• **TASK REQUIREMENTS**
Write out the whole listing again, exactly.

───

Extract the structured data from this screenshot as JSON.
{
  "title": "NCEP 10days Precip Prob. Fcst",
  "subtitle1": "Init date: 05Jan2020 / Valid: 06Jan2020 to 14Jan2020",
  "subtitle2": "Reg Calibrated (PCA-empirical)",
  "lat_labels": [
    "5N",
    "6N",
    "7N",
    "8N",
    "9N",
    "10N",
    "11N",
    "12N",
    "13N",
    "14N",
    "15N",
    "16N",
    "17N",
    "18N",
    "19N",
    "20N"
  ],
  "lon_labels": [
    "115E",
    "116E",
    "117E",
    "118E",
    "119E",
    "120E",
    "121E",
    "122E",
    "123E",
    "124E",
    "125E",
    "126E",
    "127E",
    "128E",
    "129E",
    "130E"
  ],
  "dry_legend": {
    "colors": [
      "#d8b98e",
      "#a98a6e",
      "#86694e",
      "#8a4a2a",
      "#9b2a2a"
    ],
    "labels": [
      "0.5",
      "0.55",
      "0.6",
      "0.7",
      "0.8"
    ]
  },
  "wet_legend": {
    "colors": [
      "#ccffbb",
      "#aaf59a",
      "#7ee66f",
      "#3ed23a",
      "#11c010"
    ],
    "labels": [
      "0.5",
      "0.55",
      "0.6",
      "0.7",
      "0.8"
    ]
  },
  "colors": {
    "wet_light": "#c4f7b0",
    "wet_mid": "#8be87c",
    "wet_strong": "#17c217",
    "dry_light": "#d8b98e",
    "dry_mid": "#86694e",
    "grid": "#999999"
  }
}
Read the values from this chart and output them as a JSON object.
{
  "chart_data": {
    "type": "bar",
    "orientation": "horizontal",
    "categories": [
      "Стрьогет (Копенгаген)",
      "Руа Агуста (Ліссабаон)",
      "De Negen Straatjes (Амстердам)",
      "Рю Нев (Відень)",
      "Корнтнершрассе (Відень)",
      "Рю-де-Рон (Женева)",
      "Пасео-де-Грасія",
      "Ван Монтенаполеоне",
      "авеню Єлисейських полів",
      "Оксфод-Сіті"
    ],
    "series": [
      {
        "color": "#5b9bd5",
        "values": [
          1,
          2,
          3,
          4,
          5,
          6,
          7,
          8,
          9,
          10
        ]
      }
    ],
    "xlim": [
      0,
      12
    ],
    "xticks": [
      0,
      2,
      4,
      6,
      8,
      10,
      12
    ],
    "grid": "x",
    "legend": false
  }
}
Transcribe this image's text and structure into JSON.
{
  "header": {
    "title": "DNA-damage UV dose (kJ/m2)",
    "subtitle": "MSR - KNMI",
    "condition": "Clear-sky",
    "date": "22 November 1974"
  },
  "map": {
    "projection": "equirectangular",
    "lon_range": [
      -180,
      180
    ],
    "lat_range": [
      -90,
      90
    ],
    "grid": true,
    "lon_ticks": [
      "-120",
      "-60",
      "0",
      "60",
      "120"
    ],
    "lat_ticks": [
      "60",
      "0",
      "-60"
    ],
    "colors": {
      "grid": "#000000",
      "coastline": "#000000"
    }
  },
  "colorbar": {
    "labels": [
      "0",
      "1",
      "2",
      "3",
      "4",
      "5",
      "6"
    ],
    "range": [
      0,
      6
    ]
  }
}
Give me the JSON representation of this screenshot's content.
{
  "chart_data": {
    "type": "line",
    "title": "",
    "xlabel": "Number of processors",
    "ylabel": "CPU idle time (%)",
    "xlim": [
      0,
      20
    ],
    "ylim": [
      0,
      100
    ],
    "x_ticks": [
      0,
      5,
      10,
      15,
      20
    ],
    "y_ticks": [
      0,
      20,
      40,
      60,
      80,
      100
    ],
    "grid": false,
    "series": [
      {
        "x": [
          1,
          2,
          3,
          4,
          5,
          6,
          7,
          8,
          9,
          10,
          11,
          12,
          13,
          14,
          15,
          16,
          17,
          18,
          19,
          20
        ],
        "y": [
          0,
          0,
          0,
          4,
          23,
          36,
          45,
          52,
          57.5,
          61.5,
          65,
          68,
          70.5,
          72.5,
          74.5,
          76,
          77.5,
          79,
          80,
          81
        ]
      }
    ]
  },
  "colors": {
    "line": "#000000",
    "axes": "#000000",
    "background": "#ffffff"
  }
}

───

• **OUTPUT FOR THIS EXERCISE**
Extract the structured data from this screenshot as JSON.
{
  "title": "NCEP 10days Precip Prob. Fcst",
  "subtitle1": "Init date: 05Jan2020 / Valid: 06Jan2020 to 14Jan2020",
  "subtitle2": "Reg Calibrated (PCA-empirical)",
  "lat_labels": [
    "5N",
    "6N",
    "7N",
    "8N",
    "9N",
    "10N",
    "11N",
    "12N",
    "13N",
    "14N",
    "15N",
    "16N",
    "17N",
    "18N",
    "19N",
    "20N"
  ],
  "lon_labels": [
    "115E",
    "116E",
    "117E",
    "118E",
    "119E",
    "120E",
    "121E",
    "122E",
    "123E",
    "124E",
    "125E",
    "126E",
    "127E",
    "128E",
    "129E",
    "130E"
  ],
  "dry_legend": {
    "colors": [
      "#d8b98e",
      "#a98a6e",
      "#86694e",
      "#8a4a2a",
      "#9b2a2a"
    ],
    "labels": [
      "0.5",
      "0.55",
      "0.6",
      "0.7",
      "0.8"
    ]
  },
  "wet_legend": {
    "colors": [
      "#ccffbb",
      "#aaf59a",
      "#7ee66f",
      "#3ed23a",
      "#11c010"
    ],
    "labels": [
      "0.5",
      "0.55",
      "0.6",
      "0.7",
      "0.8"
    ]
  },
  "colors": {
    "wet_light": "#c4f7b0",
    "wet_mid": "#8be87c",
    "wet_strong": "#17c217",
    "dry_light": "#d8b98e",
    "dry_mid": "#86694e",
    "grid": "#999999"
  }
}
Read the values from this chart and output them as a JSON object.
{
  "chart_data": {
    "type": "bar",
    "orientation": "horizontal",
    "categories": [
      "Стрьогет (Копенгаген)",
      "Руа Агуста (Ліссабаон)",
      "De Negen Straatjes (Амстердам)",
      "Рю Нев (Відень)",
      "Корнтнершрассе (Відень)",
      "Рю-де-Рон (Женева)",
      "Пасео-де-Грасія",
      "Ван Монтенаполеоне",
      "авеню Єлисейських полів",
      "Оксфод-Сіті"
    ],
    "series": [
      {
        "color": "#5b9bd5",
        "values": [
          1,
          2,
          3,
          4,
          5,
          6,
          7,
          8,
          9,
          10
        ]
      }
    ],
    "xlim": [
      0,
      12
    ],
    "xticks": [
      0,
      2,
      4,
      6,
      8,
      10,
      12
    ],
    "grid": "x",
    "legend": false
  }
}
Transcribe this image's text and structure into JSON.
{
  "header": {
    "title": "DNA-damage UV dose (kJ/m2)",
    "subtitle": "MSR - KNMI",
    "condition": "Clear-sky",
    "date": "22 November 1974"
  },
  "map": {
    "projection": "equirectangular",
    "lon_range": [
      -180,
      180
    ],
    "lat_range": [
      -90,
      90
    ],
    "grid": true,
    "lon_ticks": [
      "-120",
      "-60",
      "0",
      "60",
      "120"
    ],
    "lat_ticks": [
      "60",
      "0",
      "-60"
    ],
    "colors": {
      "grid": "#000000",
      "coastline": "#000000"
    }
  },
  "colorbar": {
    "labels": [
      "0",
      "1",
      "2",
      "3",
      "4",
      "5",
      "6"
    ],
    "range": [
      0,
      6
    ]
  }
}
Give me the JSON representation of this screenshot's content.
{
  "chart_data": {
    "type": "line",
    "title": "",
    "xlabel": "Number of processors",
    "ylabel": "CPU idle time (%)",
    "xlim": [
      0,
      20
    ],
    "ylim": [
      0,
      100
    ],
    "x_ticks": [
      0,
      5,
      10,
      15,
      20
    ],
    "y_ticks": [
      0,
      20,
      40,
      60,
      80,
      100
    ],
    "grid": false,
    "series": [
      {
        "x": [
          1,
          2,
          3,
          4,
          5,
          6,
          7,
          8,
          9,
          10,
          11,
          12,
          13,
          14,
          15,
          16,
          17,
          18,
          19,
          20
        ],
        "y": [
          0,
          0,
          0,
          4,
          23,
          36,
          45,
          52,
          57.5,
          61.5,
          65,
          68,
          70.5,
          72.5,
          74.5,
          76,
          77.5,
          79,
          80,
          81
        ]
      }
    ]
  },
  "colors": {
    "line": "#000000",
    "axes": "#000000",
    "background": "#ffffff"
  }
}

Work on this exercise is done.